Collected data entries:
_ _ _ _ _
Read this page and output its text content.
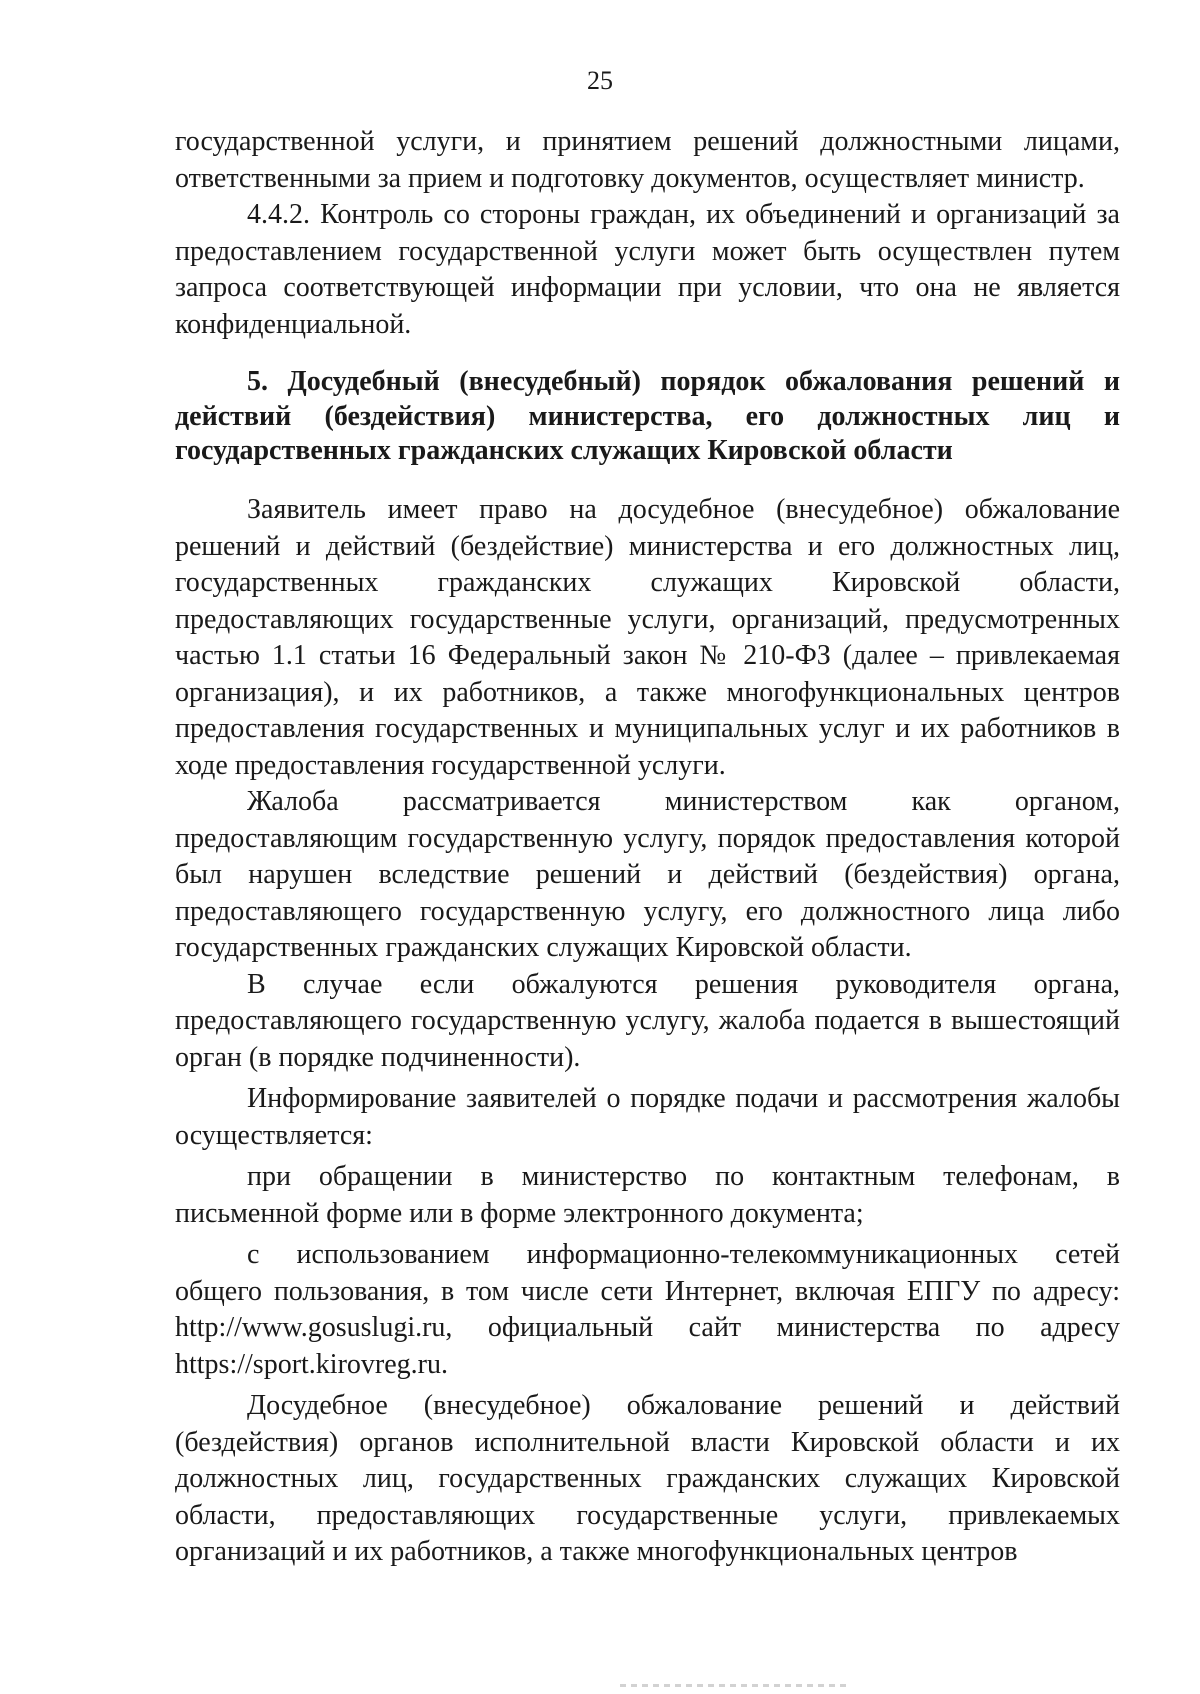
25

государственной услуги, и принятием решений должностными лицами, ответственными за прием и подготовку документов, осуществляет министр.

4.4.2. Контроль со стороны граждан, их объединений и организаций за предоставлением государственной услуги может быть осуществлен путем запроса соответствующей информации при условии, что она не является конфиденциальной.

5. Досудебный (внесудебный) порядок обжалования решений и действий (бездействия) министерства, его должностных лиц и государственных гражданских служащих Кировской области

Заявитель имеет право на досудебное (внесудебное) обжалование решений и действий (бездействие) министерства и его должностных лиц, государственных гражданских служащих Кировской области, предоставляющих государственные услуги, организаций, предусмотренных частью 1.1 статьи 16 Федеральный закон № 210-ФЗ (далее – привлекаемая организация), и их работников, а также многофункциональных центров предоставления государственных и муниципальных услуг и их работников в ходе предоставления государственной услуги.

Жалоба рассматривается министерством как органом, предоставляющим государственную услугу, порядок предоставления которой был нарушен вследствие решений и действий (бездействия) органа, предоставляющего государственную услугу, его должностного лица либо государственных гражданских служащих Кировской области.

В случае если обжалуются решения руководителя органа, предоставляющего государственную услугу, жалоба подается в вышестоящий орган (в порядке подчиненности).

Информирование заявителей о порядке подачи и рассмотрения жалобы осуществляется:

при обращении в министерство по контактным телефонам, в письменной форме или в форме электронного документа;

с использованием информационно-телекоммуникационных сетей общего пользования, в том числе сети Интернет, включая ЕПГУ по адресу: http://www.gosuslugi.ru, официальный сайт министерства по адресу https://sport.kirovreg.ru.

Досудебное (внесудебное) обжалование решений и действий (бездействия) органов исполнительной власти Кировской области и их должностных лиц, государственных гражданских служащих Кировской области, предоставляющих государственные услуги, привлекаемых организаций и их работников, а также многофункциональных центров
_ _ _ _ _
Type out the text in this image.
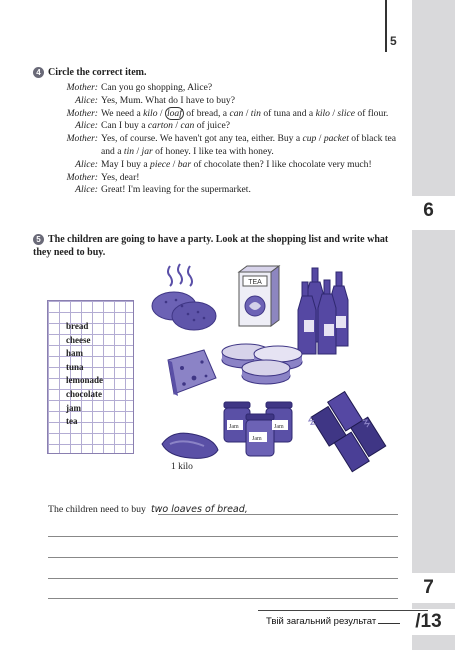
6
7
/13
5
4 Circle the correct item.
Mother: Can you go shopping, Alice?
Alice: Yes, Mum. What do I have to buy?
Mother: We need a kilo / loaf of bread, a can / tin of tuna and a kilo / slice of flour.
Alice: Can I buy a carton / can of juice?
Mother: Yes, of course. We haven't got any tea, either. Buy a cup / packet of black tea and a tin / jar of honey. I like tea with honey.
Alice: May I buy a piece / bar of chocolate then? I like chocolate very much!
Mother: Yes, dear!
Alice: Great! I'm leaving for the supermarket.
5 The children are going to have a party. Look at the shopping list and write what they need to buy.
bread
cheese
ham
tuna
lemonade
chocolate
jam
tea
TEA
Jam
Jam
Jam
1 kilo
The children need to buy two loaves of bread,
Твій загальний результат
_ _ _ _ _
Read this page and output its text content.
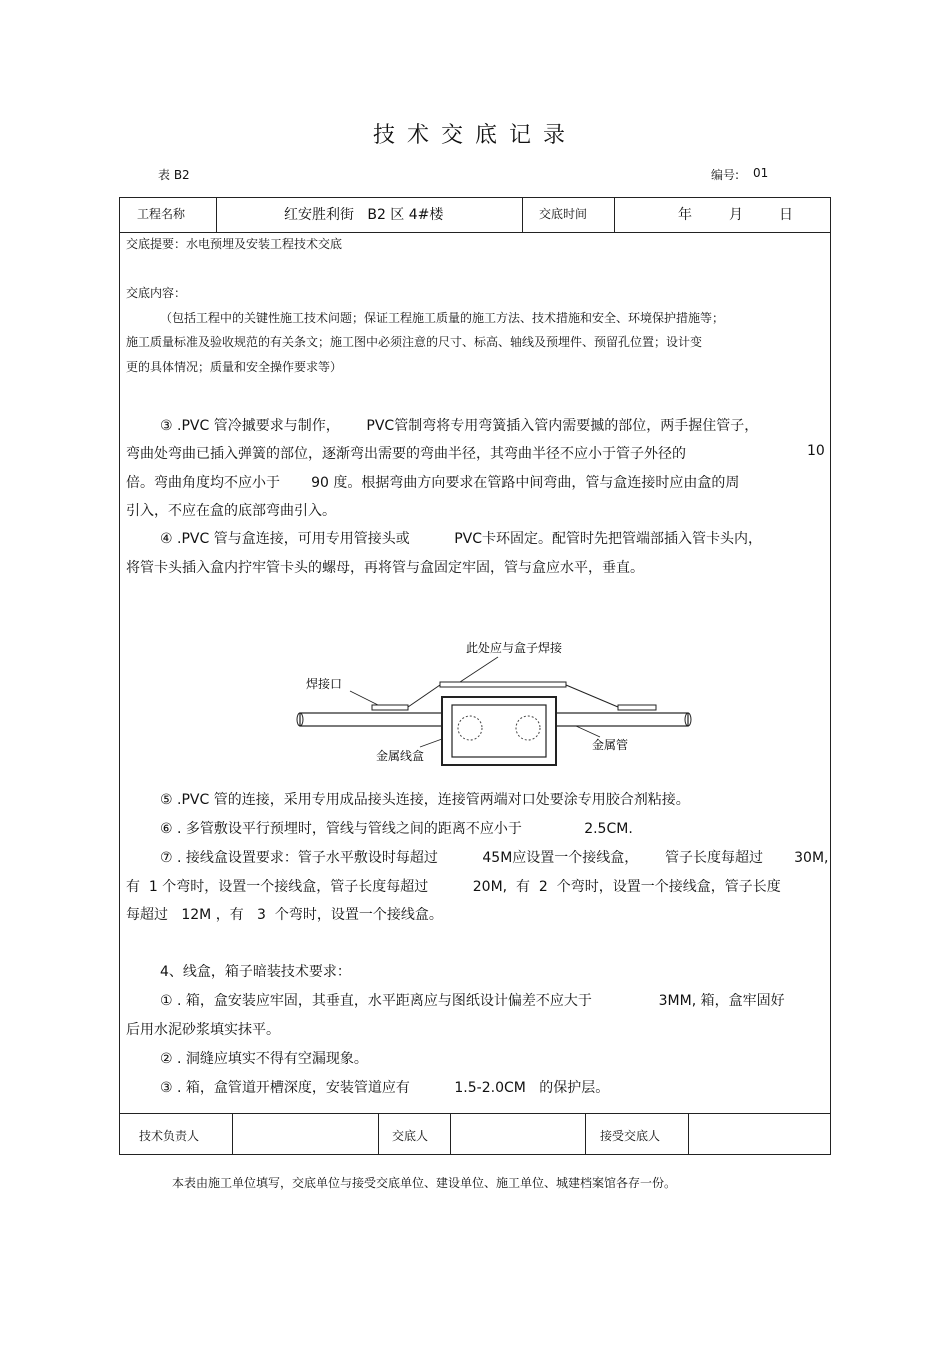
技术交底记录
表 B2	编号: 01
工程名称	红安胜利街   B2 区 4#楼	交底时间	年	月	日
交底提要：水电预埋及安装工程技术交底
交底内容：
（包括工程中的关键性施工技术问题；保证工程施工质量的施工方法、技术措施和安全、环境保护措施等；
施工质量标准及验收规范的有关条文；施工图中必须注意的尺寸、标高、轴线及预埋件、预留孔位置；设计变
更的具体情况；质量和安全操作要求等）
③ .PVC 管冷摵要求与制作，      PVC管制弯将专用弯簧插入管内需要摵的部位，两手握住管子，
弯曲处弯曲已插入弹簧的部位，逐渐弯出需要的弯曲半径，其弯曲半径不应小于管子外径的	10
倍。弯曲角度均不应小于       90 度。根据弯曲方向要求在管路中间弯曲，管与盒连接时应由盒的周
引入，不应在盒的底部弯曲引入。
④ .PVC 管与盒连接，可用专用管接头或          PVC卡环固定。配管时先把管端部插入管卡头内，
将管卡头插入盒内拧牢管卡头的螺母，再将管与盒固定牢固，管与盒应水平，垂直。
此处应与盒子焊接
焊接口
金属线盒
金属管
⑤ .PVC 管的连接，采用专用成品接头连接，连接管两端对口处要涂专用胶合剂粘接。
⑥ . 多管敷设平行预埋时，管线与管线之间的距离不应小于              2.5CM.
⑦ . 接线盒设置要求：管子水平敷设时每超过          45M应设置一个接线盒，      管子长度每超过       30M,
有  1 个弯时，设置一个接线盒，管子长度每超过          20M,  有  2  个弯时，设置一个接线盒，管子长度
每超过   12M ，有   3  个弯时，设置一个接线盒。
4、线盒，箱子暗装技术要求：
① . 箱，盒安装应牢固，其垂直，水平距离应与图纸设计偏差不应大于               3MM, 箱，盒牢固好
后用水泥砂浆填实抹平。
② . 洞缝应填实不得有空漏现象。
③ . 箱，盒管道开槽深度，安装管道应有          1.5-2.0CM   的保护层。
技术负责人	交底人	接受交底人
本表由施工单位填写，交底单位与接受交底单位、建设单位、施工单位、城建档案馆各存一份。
_ _ _ _ _
Look through the entries above and report each line where the string "порядке" occurs.

(REPLY TO THE TASK):
В случае если обжалуются решения руководителя органа, предоставляющего государственную услугу, жалоба подается в вышестоящий орган (в порядке подчиненности).
Информирование заявителей о порядке подачи и рассмотрения жалобы осуществляется:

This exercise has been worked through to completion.